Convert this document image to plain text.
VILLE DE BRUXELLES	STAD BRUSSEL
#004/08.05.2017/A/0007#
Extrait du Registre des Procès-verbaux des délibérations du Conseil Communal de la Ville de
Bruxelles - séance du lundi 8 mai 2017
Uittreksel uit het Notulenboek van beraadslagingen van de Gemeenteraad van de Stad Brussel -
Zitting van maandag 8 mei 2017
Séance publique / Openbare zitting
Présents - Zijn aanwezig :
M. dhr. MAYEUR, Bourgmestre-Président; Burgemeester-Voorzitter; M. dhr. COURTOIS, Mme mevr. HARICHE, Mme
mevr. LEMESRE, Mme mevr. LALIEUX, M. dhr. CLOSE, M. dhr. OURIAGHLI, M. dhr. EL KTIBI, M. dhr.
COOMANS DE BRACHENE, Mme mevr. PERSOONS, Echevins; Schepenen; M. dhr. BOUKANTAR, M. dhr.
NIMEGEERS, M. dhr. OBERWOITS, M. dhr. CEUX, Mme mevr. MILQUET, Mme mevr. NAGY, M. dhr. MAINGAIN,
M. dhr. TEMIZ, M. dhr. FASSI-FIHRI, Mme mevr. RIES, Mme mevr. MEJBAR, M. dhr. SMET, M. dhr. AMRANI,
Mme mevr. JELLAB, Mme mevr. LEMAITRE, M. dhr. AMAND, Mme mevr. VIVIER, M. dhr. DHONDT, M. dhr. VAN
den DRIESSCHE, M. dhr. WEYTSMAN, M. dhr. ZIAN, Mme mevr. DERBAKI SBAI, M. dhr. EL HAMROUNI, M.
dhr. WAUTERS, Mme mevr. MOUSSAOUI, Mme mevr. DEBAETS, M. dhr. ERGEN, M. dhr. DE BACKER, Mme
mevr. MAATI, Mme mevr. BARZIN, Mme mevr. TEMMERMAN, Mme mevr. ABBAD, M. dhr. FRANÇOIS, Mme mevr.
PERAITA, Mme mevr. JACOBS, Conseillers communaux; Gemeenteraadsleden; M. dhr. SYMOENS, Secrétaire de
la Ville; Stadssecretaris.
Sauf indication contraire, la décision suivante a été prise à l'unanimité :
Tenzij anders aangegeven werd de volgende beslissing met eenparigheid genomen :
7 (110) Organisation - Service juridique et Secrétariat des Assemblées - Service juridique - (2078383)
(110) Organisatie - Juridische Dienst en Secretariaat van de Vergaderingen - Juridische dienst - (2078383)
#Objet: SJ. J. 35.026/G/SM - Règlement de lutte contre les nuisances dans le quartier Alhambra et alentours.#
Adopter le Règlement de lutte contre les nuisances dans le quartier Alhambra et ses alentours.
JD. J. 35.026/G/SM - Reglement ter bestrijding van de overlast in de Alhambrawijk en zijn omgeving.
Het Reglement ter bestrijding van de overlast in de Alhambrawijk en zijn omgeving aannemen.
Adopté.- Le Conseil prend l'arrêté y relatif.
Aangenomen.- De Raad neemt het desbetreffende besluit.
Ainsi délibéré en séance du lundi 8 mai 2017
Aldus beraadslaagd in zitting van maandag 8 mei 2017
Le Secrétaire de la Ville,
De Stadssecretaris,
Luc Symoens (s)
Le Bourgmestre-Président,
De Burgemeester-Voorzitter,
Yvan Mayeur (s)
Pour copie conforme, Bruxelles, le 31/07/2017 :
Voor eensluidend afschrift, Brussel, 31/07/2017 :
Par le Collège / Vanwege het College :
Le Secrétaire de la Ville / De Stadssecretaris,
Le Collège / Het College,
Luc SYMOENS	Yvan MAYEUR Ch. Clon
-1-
-------------------------
- [WORK INSTRUCTIONS]
Each entry must be retyped exactly as it was written above.

- [EXERCISE SOLUTION]
Convert this document image to plain text.
VILLE DE BRUXELLES	STAD BRUSSEL
#004/08.05.2017/A/0007#
Extrait du Registre des Procès-verbaux des délibérations du Conseil Communal de la Ville de
Bruxelles - séance du lundi 8 mai 2017
Uittreksel uit het Notulenboek van beraadslagingen van de Gemeenteraad van de Stad Brussel -
Zitting van maandag 8 mei 2017
Séance publique / Openbare zitting
Présents - Zijn aanwezig :
M. dhr. MAYEUR, Bourgmestre-Président; Burgemeester-Voorzitter; M. dhr. COURTOIS, Mme mevr. HARICHE, Mme
mevr. LEMESRE, Mme mevr. LALIEUX, M. dhr. CLOSE, M. dhr. OURIAGHLI, M. dhr. EL KTIBI, M. dhr.
COOMANS DE BRACHENE, Mme mevr. PERSOONS, Echevins; Schepenen; M. dhr. BOUKANTAR, M. dhr.
NIMEGEERS, M. dhr. OBERWOITS, M. dhr. CEUX, Mme mevr. MILQUET, Mme mevr. NAGY, M. dhr. MAINGAIN,
M. dhr. TEMIZ, M. dhr. FASSI-FIHRI, Mme mevr. RIES, Mme mevr. MEJBAR, M. dhr. SMET, M. dhr. AMRANI,
Mme mevr. JELLAB, Mme mevr. LEMAITRE, M. dhr. AMAND, Mme mevr. VIVIER, M. dhr. DHONDT, M. dhr. VAN
den DRIESSCHE, M. dhr. WEYTSMAN, M. dhr. ZIAN, Mme mevr. DERBAKI SBAI, M. dhr. EL HAMROUNI, M.
dhr. WAUTERS, Mme mevr. MOUSSAOUI, Mme mevr. DEBAETS, M. dhr. ERGEN, M. dhr. DE BACKER, Mme
mevr. MAATI, Mme mevr. BARZIN, Mme mevr. TEMMERMAN, Mme mevr. ABBAD, M. dhr. FRANÇOIS, Mme mevr.
PERAITA, Mme mevr. JACOBS, Conseillers communaux; Gemeenteraadsleden; M. dhr. SYMOENS, Secrétaire de
la Ville; Stadssecretaris.
Sauf indication contraire, la décision suivante a été prise à l'unanimité :
Tenzij anders aangegeven werd de volgende beslissing met eenparigheid genomen :
7 (110) Organisation - Service juridique et Secrétariat des Assemblées - Service juridique - (2078383)
(110) Organisatie - Juridische Dienst en Secretariaat van de Vergaderingen - Juridische dienst - (2078383)
#Objet: SJ. J. 35.026/G/SM - Règlement de lutte contre les nuisances dans le quartier Alhambra et alentours.#
Adopter le Règlement de lutte contre les nuisances dans le quartier Alhambra et ses alentours.
JD. J. 35.026/G/SM - Reglement ter bestrijding van de overlast in de Alhambrawijk en zijn omgeving.
Het Reglement ter bestrijding van de overlast in de Alhambrawijk en zijn omgeving aannemen.
Adopté.- Le Conseil prend l'arrêté y relatif.
Aangenomen.- De Raad neemt het desbetreffende besluit.
Ainsi délibéré en séance du lundi 8 mai 2017
Aldus beraadslaagd in zitting van maandag 8 mei 2017
Le Secrétaire de la Ville,
De Stadssecretaris,
Luc Symoens (s)
Le Bourgmestre-Président,
De Burgemeester-Voorzitter,
Yvan Mayeur (s)
Pour copie conforme, Bruxelles, le 31/07/2017 :
Voor eensluidend afschrift, Brussel, 31/07/2017 :
Par le Collège / Vanwege het College :
Le Secrétaire de la Ville / De Stadssecretaris,
Le Collège / Het College,
Luc SYMOENS	Yvan MAYEUR Ch. Clon
-1-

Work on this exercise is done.